- EXERCISE DESCRIPTION -
Write out the listing below without alteration, omitting its pictures.

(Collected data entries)

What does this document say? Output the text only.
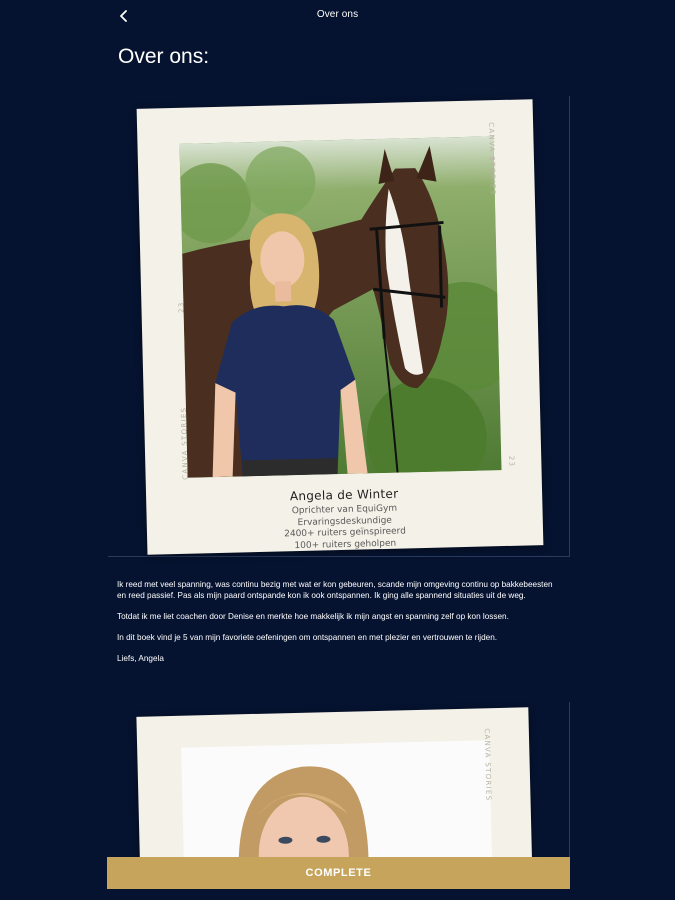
Over ons
Over ons:
CANVA STORIES
CANVA STORIES
23
23
Angela de Winter
Oprichter van EquiGym
Ervaringsdeskundige
2400+ ruiters geïnspireerd
100+ ruiters geholpen

Ik reed met veel spanning, was continu bezig met wat er kon gebeuren, scande mijn omgeving continu op bakkebeesten en reed passief. Pas als mijn paard ontspande kon ik ook ontspannen. Ik ging alle spannend situaties uit de weg.

Totdat ik me liet coachen door Denise en merkte hoe makkelijk ik mijn angst en spanning zelf op kon lossen.

In dit boek vind je 5 van mijn favoriete oefeningen om ontspannen en met plezier en vertrouwen te rijden.

Liefs, Angela

CANVA STORIES
COMPLETE
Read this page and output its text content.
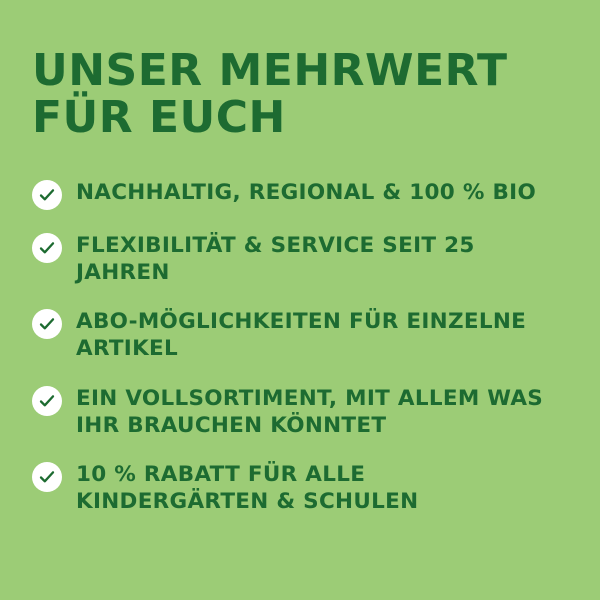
UNSER MEHRWERT
FÜR EUCH
NACHHALTIG, REGIONAL & 100 % BIO
FLEXIBILITÄT & SERVICE SEIT 25 JAHREN
ABO-MÖGLICHKEITEN FÜR EINZELNE ARTIKEL
EIN VOLLSORTIMENT, MIT ALLEM WAS IHR BRAUCHEN KÖNNTET
10 % RABATT FÜR ALLE KINDERGÄRTEN & SCHULEN
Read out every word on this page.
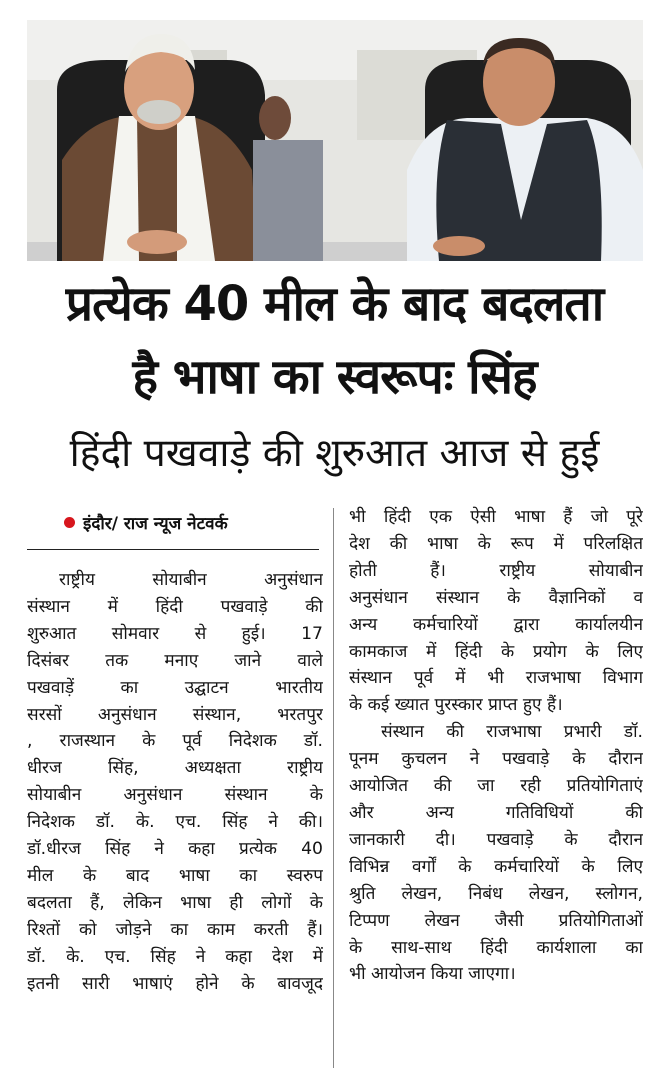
प्रत्येक 40 मील के बाद बदलता
है भाषा का स्वरूपः सिंह
हिंदी पखवाड़े की शुरुआत आज से हुई
इंदौर/ राज न्यूज नेटवर्क
राष्ट्रीय सोयाबीन अनुसंधान
संस्थान में हिंदी पखवाड़े की
शुरुआत सोमवार से हुई। 17
दिसंबर तक मनाए जाने वाले
पखवाड़ें का उद्घाटन भारतीय
सरसों अनुसंधान संस्थान, भरतपुर
, राजस्थान के पूर्व निदेशक डॉ.
धीरज सिंह, अध्यक्षता राष्ट्रीय
सोयाबीन अनुसंधान संस्थान के
निदेशक डॉ. के. एच. सिंह ने की।
डॉ.धीरज सिंह ने कहा प्रत्येक 40
मील के बाद भाषा का स्वरुप
बदलता हैं, लेकिन भाषा ही लोगों के
रिश्तों को जोड़ने का काम करती हैं।
डॉ. के. एच. सिंह ने कहा देश में
इतनी सारी भाषाएं होने के बावजूद
भी हिंदी एक ऐसी भाषा हैं जो पूरे
देश की भाषा के रूप में परिलक्षित
होती हैं। राष्ट्रीय सोयाबीन
अनुसंधान संस्थान के वैज्ञानिकों व
अन्य कर्मचारियों द्वारा कार्यालयीन
कामकाज में हिंदी के प्रयोग के लिए
संस्थान पूर्व में भी राजभाषा विभाग
के कई ख्यात पुरस्कार प्राप्त हुए हैं।
संस्थान की राजभाषा प्रभारी डॉ.
पूनम कुचलन ने पखवाड़े के दौरान
आयोजित की जा रही प्रतियोगिताएं
और अन्य गतिविधियों की
जानकारी दी। पखवाड़े के दौरान
विभिन्न वर्गों के कर्मचारियों के लिए
श्रुति लेखन, निबंध लेखन, स्लोगन,
टिप्पण लेखन जैसी प्रतियोगिताओं
के साथ-साथ हिंदी कार्यशाला का
भी आयोजन किया जाएगा।
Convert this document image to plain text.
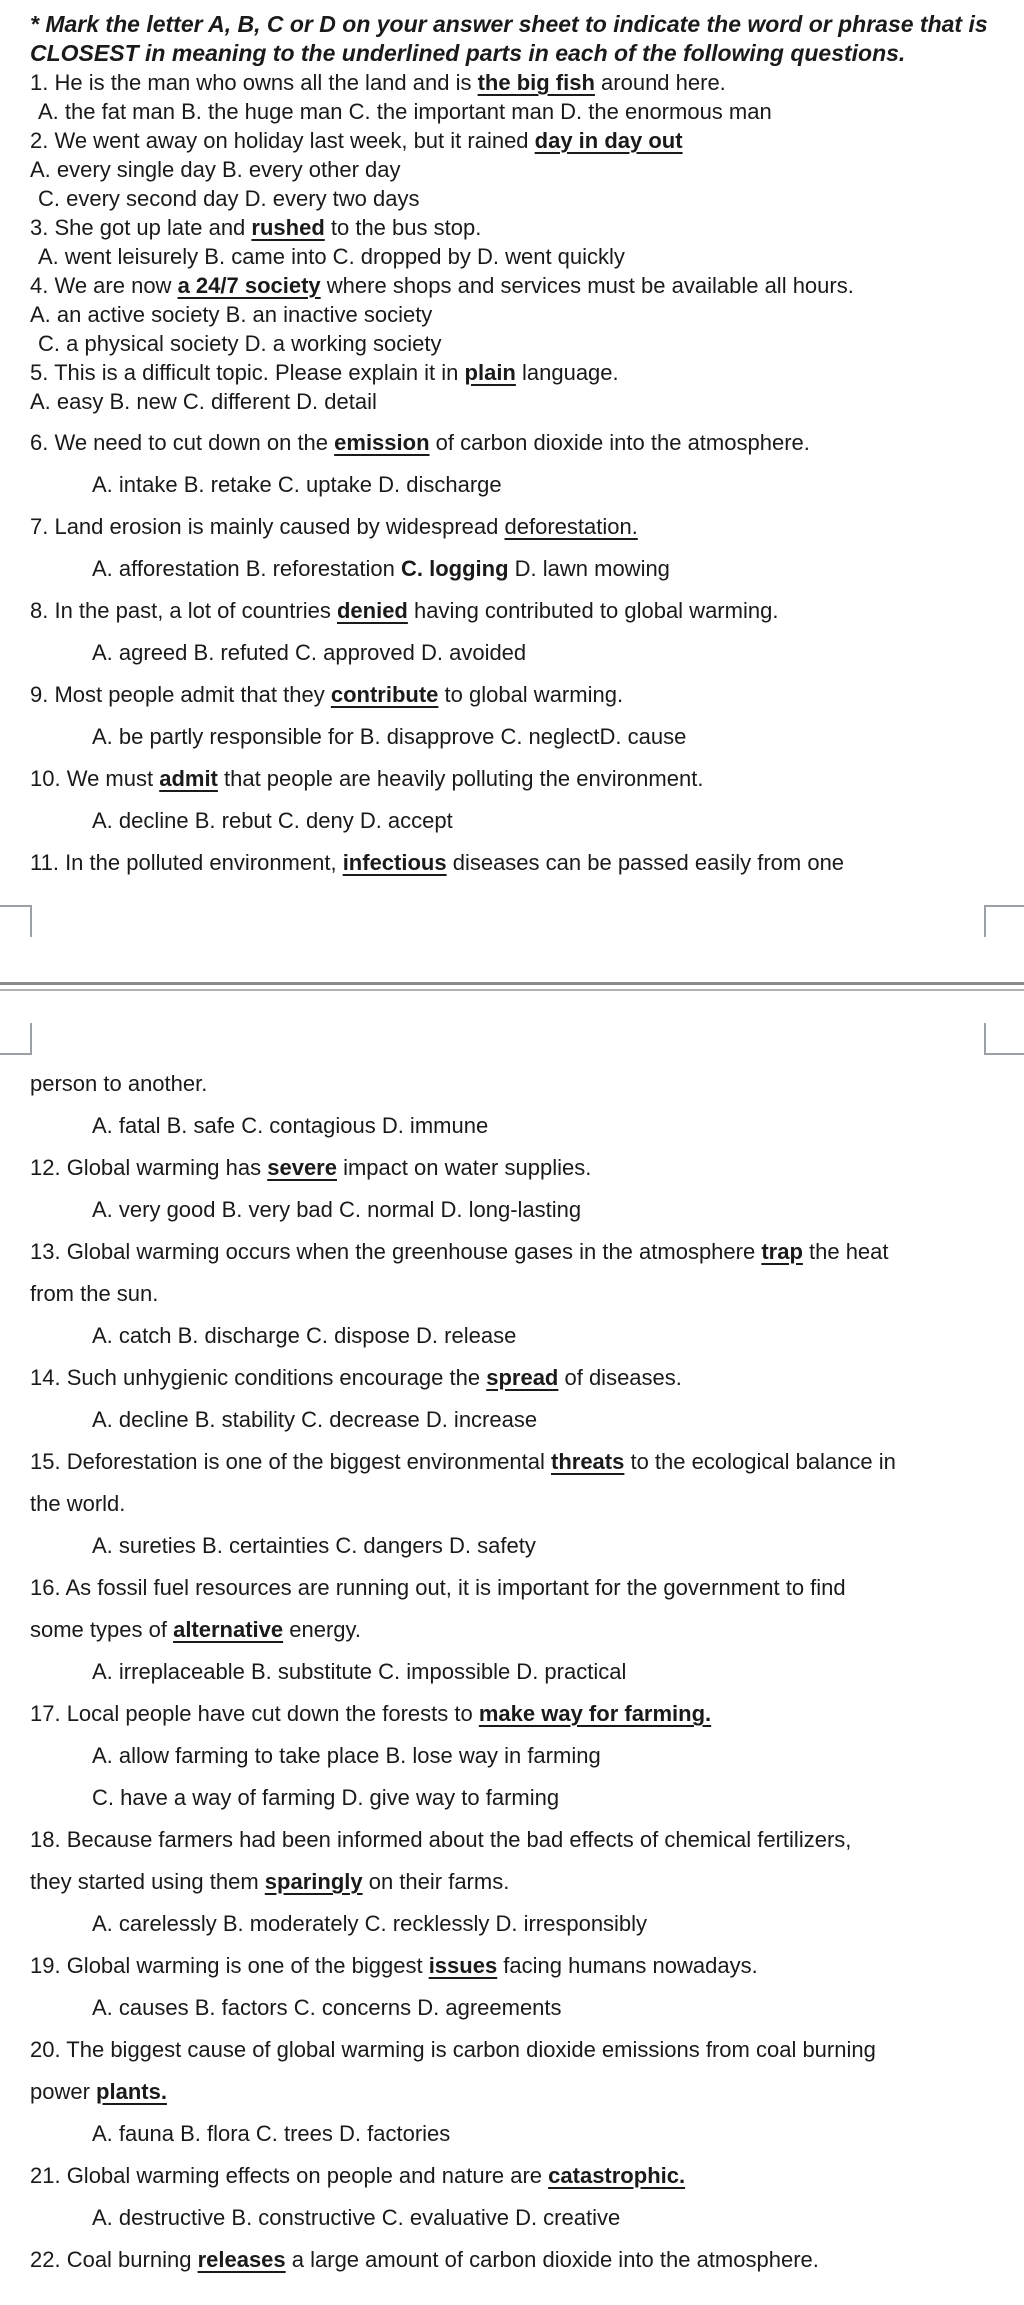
* Mark the letter A, B, C or D on your answer sheet to indicate the word or phrase that is
CLOSEST in meaning to the underlined parts in each of the following questions.
1. He is the man who owns all the land and is the big fish around here.
A. the fat man B. the huge man C. the important man D. the enormous man
2. We went away on holiday last week, but it rained day in day out
A. every single day B. every other day
C. every second day D. every two days
3. She got up late and rushed to the bus stop.
A. went leisurely B. came into C. dropped by D. went quickly
4. We are now a 24/7 society where shops and services must be available all hours.
A. an active society B. an inactive society
C. a physical society D. a working society
5. This is a difficult topic. Please explain it in plain language.
A. easy B. new C. different D. detail
6. We need to cut down on the emission of carbon dioxide into the atmosphere.
A. intake B. retake C. uptake D. discharge
7. Land erosion is mainly caused by widespread deforestation.
A. afforestation B. reforestation C. logging D. lawn mowing
8. In the past, a lot of countries denied having contributed to global warming.
A. agreed B. refuted C. approved D. avoided
9. Most people admit that they contribute to global warming.
A. be partly responsible for B. disapprove C. neglectD. cause
10. We must admit that people are heavily polluting the environment.
A. decline B. rebut C. deny D. accept
11. In the polluted environment, infectious diseases can be passed easily from one
person to another.
A. fatal B. safe C. contagious D. immune
12. Global warming has severe impact on water supplies.
A. very good B. very bad C. normal D. long-lasting
13. Global warming occurs when the greenhouse gases in the atmosphere trap the heat
from the sun.
A. catch B. discharge C. dispose D. release
14. Such unhygienic conditions encourage the spread of diseases.
A. decline B. stability C. decrease D. increase
15. Deforestation is one of the biggest environmental threats to the ecological balance in
the world.
A. sureties B. certainties C. dangers D. safety
16. As fossil fuel resources are running out, it is important for the government to find
some types of alternative energy.
A. irreplaceable B. substitute C. impossible D. practical
17. Local people have cut down the forests to make way for farming.
A. allow farming to take place B. lose way in farming
C. have a way of farming D. give way to farming
18. Because farmers had been informed about the bad effects of chemical fertilizers,
they started using them sparingly on their farms.
A. carelessly B. moderately C. recklessly D. irresponsibly
19. Global warming is one of the biggest issues facing humans nowadays.
A. causes B. factors C. concerns D. agreements
20. The biggest cause of global warming is carbon dioxide emissions from coal burning
power plants.
A. fauna B. flora C. trees D. factories
21. Global warming effects on people and nature are catastrophic.
A. destructive B. constructive C. evaluative D. creative
22. Coal burning releases a large amount of carbon dioxide into the atmosphere.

- SOLVED EXERCISE -
What does this document say? Output the text only.
Over ons
Over ons:
CANVA STORIES
CANVA STORIES
23
23
Angela de Winter
Oprichter van EquiGym
Ervaringsdeskundige
2400+ ruiters geïnspireerd
100+ ruiters geholpen

Ik reed met veel spanning, was continu bezig met wat er kon gebeuren, scande mijn omgeving continu op bakkebeesten en reed passief. Pas als mijn paard ontspande kon ik ook ontspannen. Ik ging alle spannend situaties uit de weg.

Totdat ik me liet coachen door Denise en merkte hoe makkelijk ik mijn angst en spanning zelf op kon lossen.

In dit boek vind je 5 van mijn favoriete oefeningen om ontspannen en met plezier en vertrouwen te rijden.

Liefs, Angela

CANVA STORIES
COMPLETE
Read this page and output its text content.
UNSER MEHRWERT
FÜR EUCH
NACHHALTIG, REGIONAL & 100 % BIO
FLEXIBILITÄT & SERVICE SEIT 25 JAHREN
ABO-MÖGLICHKEITEN FÜR EINZELNE ARTIKEL
EIN VOLLSORTIMENT, MIT ALLEM WAS IHR BRAUCHEN KÖNNTET
10 % RABATT FÜR ALLE KINDERGÄRTEN & SCHULEN
Read out every word on this page.
प्रत्येक 40 मील के बाद बदलता
है भाषा का स्वरूपः सिंह
हिंदी पखवाड़े की शुरुआत आज से हुई
इंदौर/ राज न्यूज नेटवर्क
राष्ट्रीय सोयाबीन अनुसंधान
संस्थान में हिंदी पखवाड़े की
शुरुआत सोमवार से हुई। 17
दिसंबर तक मनाए जाने वाले
पखवाड़ें का उद्घाटन भारतीय
सरसों अनुसंधान संस्थान, भरतपुर
, राजस्थान के पूर्व निदेशक डॉ.
धीरज सिंह, अध्यक्षता राष्ट्रीय
सोयाबीन अनुसंधान संस्थान के
निदेशक डॉ. के. एच. सिंह ने की।
डॉ.धीरज सिंह ने कहा प्रत्येक 40
मील के बाद भाषा का स्वरुप
बदलता हैं, लेकिन भाषा ही लोगों के
रिश्तों को जोड़ने का काम करती हैं।
डॉ. के. एच. सिंह ने कहा देश में
इतनी सारी भाषाएं होने के बावजूद
भी हिंदी एक ऐसी भाषा हैं जो पूरे
देश की भाषा के रूप में परिलक्षित
होती हैं। राष्ट्रीय सोयाबीन
अनुसंधान संस्थान के वैज्ञानिकों व
अन्य कर्मचारियों द्वारा कार्यालयीन
कामकाज में हिंदी के प्रयोग के लिए
संस्थान पूर्व में भी राजभाषा विभाग
के कई ख्यात पुरस्कार प्राप्त हुए हैं।
संस्थान की राजभाषा प्रभारी डॉ.
पूनम कुचलन ने पखवाड़े के दौरान
आयोजित की जा रही प्रतियोगिताएं
और अन्य गतिविधियों की
जानकारी दी। पखवाड़े के दौरान
विभिन्न वर्गों के कर्मचारियों के लिए
श्रुति लेखन, निबंध लेखन, स्लोगन,
टिप्पण लेखन जैसी प्रतियोगिताओं
के साथ-साथ हिंदी कार्यशाला का
भी आयोजन किया जाएगा।
Convert this document image to plain text.
* Mark the letter A, B, C or D on your answer sheet to indicate the word or phrase that is
CLOSEST in meaning to the underlined parts in each of the following questions.
1. He is the man who owns all the land and is the big fish around here.
A. the fat man B. the huge man C. the important man D. the enormous man
2. We went away on holiday last week, but it rained day in day out
A. every single day B. every other day
C. every second day D. every two days
3. She got up late and rushed to the bus stop.
A. went leisurely B. came into C. dropped by D. went quickly
4. We are now a 24/7 society where shops and services must be available all hours.
A. an active society B. an inactive society
C. a physical society D. a working society
5. This is a difficult topic. Please explain it in plain language.
A. easy B. new C. different D. detail
6. We need to cut down on the emission of carbon dioxide into the atmosphere.
A. intake B. retake C. uptake D. discharge
7. Land erosion is mainly caused by widespread deforestation.
A. afforestation B. reforestation C. logging D. lawn mowing
8. In the past, a lot of countries denied having contributed to global warming.
A. agreed B. refuted C. approved D. avoided
9. Most people admit that they contribute to global warming.
A. be partly responsible for B. disapprove C. neglectD. cause
10. We must admit that people are heavily polluting the environment.
A. decline B. rebut C. deny D. accept
11. In the polluted environment, infectious diseases can be passed easily from one
person to another.
A. fatal B. safe C. contagious D. immune
12. Global warming has severe impact on water supplies.
A. very good B. very bad C. normal D. long-lasting
13. Global warming occurs when the greenhouse gases in the atmosphere trap the heat
from the sun.
A. catch B. discharge C. dispose D. release
14. Such unhygienic conditions encourage the spread of diseases.
A. decline B. stability C. decrease D. increase
15. Deforestation is one of the biggest environmental threats to the ecological balance in
the world.
A. sureties B. certainties C. dangers D. safety
16. As fossil fuel resources are running out, it is important for the government to find
some types of alternative energy.
A. irreplaceable B. substitute C. impossible D. practical
17. Local people have cut down the forests to make way for farming.
A. allow farming to take place B. lose way in farming
C. have a way of farming D. give way to farming
18. Because farmers had been informed about the bad effects of chemical fertilizers,
they started using them sparingly on their farms.
A. carelessly B. moderately C. recklessly D. irresponsibly
19. Global warming is one of the biggest issues facing humans nowadays.
A. causes B. factors C. concerns D. agreements
20. The biggest cause of global warming is carbon dioxide emissions from coal burning
power plants.
A. fauna B. flora C. trees D. factories
21. Global warming effects on people and nature are catastrophic.
A. destructive B. constructive C. evaluative D. creative
22. Coal burning releases a large amount of carbon dioxide into the atmosphere.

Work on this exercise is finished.